--- start DATASET EXCERPTS ---

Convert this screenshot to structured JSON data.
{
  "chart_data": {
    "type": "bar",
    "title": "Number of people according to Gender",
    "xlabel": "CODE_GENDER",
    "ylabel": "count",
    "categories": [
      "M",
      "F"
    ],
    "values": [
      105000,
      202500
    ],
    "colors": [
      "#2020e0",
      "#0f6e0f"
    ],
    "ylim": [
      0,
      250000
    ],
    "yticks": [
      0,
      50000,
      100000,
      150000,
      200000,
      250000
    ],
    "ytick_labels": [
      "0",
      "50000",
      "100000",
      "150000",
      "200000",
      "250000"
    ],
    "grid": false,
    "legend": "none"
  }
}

--- end DATASET EXCERPTS ---

## [GOAL]
Reproduce every line of the data verbatim.

## [TASK OUTPUT]
Convert this screenshot to structured JSON data.
{
  "chart_data": {
    "type": "bar",
    "title": "Number of people according to Gender",
    "xlabel": "CODE_GENDER",
    "ylabel": "count",
    "categories": [
      "M",
      "F"
    ],
    "values": [
      105000,
      202500
    ],
    "colors": [
      "#2020e0",
      "#0f6e0f"
    ],
    "ylim": [
      0,
      250000
    ],
    "yticks": [
      0,
      50000,
      100000,
      150000,
      200000,
      250000
    ],
    "ytick_labels": [
      "0",
      "50000",
      "100000",
      "150000",
      "200000",
      "250000"
    ],
    "grid": false,
    "legend": "none"
  }
}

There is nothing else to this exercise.